Challenge -
Count how many lines hold the string "reply". Give that number alone.

Extracted data entries
....................

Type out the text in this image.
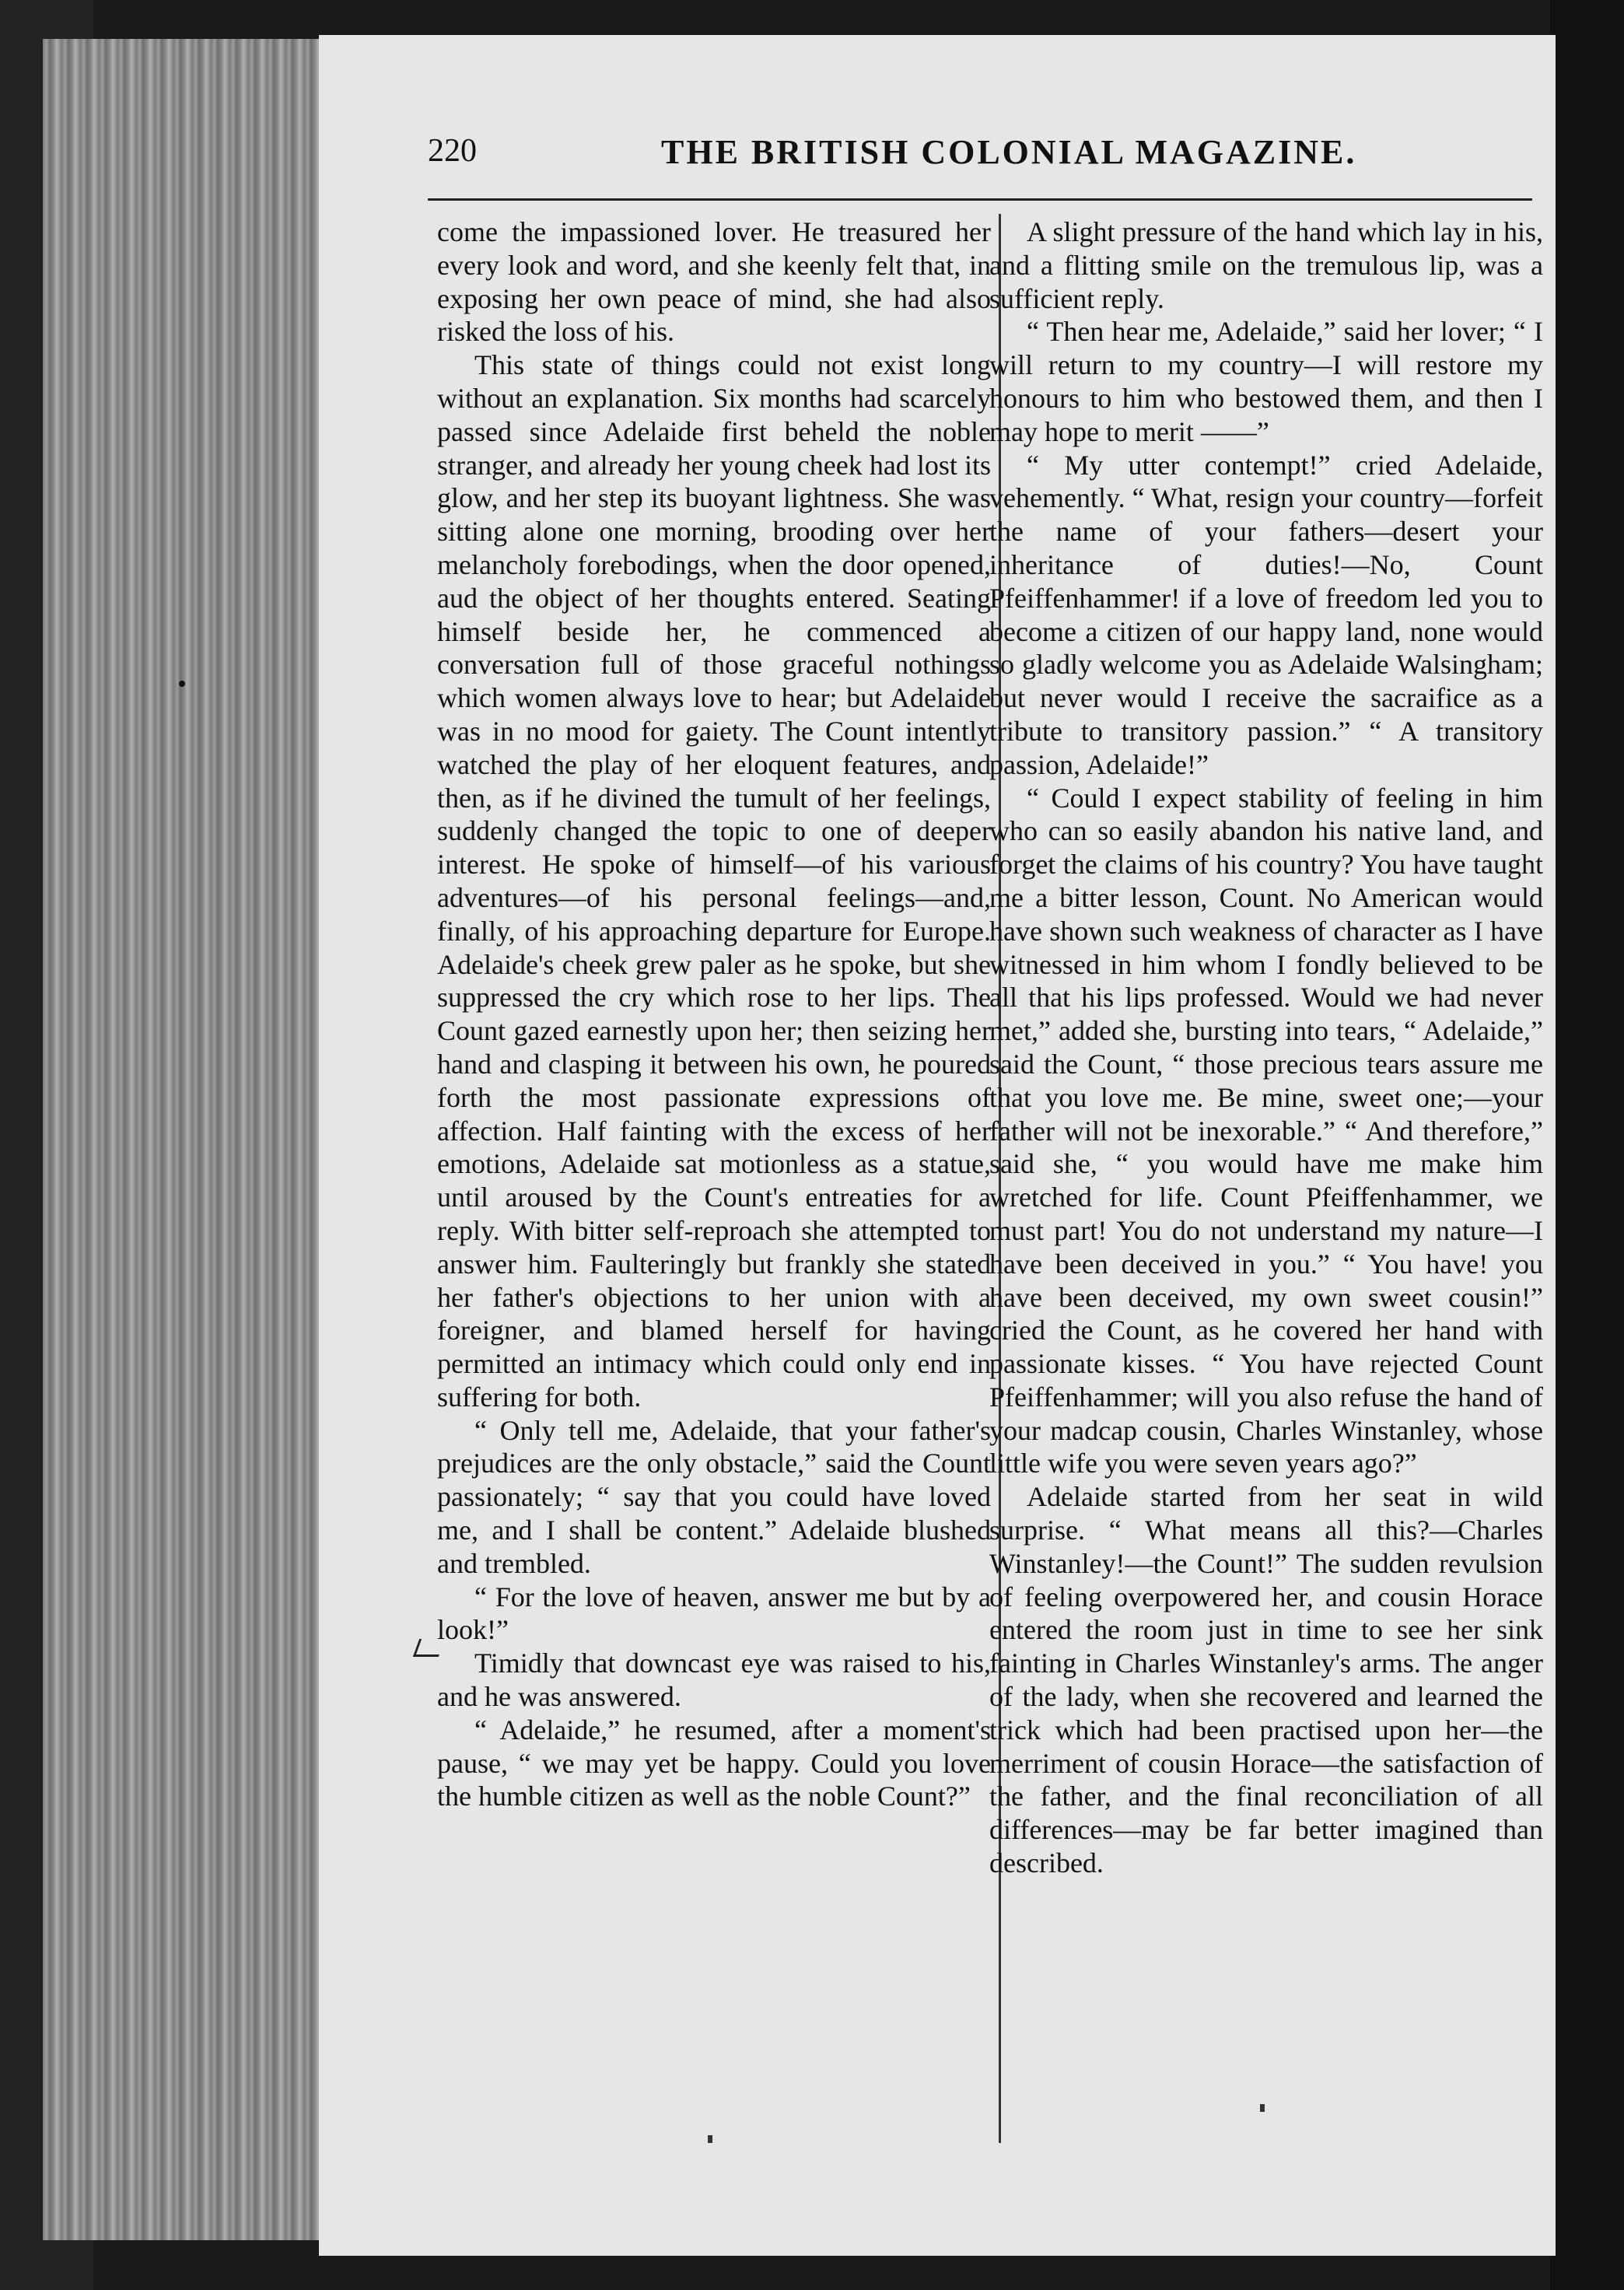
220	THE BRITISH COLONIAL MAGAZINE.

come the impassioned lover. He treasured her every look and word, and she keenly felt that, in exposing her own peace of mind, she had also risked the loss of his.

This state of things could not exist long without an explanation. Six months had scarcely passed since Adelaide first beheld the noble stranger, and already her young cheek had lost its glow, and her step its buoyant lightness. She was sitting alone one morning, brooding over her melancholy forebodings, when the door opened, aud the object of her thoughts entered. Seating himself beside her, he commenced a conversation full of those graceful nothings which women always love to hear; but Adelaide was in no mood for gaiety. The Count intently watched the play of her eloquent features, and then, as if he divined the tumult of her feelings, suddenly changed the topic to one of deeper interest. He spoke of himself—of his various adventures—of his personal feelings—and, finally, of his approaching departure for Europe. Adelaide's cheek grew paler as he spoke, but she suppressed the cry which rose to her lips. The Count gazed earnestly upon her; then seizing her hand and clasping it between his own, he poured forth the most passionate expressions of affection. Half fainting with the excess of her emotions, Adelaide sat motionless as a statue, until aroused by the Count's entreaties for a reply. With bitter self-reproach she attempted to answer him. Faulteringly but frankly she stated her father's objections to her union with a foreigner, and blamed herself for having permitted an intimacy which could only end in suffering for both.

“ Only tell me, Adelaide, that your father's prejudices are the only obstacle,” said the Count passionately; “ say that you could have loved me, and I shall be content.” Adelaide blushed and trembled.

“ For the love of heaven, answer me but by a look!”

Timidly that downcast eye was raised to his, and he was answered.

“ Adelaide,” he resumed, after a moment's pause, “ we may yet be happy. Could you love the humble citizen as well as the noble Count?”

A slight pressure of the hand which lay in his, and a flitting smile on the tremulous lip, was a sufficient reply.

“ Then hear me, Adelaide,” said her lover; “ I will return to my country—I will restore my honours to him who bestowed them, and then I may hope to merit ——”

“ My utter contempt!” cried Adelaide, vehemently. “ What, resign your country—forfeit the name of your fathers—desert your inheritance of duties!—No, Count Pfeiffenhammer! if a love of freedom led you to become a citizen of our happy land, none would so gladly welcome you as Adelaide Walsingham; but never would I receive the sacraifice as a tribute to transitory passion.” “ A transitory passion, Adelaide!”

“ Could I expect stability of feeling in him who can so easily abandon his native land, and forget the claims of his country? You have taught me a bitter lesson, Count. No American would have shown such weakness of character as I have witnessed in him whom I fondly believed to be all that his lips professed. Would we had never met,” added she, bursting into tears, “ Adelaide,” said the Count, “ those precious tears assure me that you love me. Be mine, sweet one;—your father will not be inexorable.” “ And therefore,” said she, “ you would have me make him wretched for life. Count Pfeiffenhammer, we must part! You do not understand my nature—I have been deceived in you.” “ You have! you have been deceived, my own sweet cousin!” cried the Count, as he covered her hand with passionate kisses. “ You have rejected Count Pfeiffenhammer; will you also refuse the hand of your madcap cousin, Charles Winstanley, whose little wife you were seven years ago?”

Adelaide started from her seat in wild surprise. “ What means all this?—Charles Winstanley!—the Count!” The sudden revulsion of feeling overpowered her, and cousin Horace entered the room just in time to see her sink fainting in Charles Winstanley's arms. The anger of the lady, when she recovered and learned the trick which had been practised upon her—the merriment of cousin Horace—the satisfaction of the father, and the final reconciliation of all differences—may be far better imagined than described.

....................

Worked solution -
2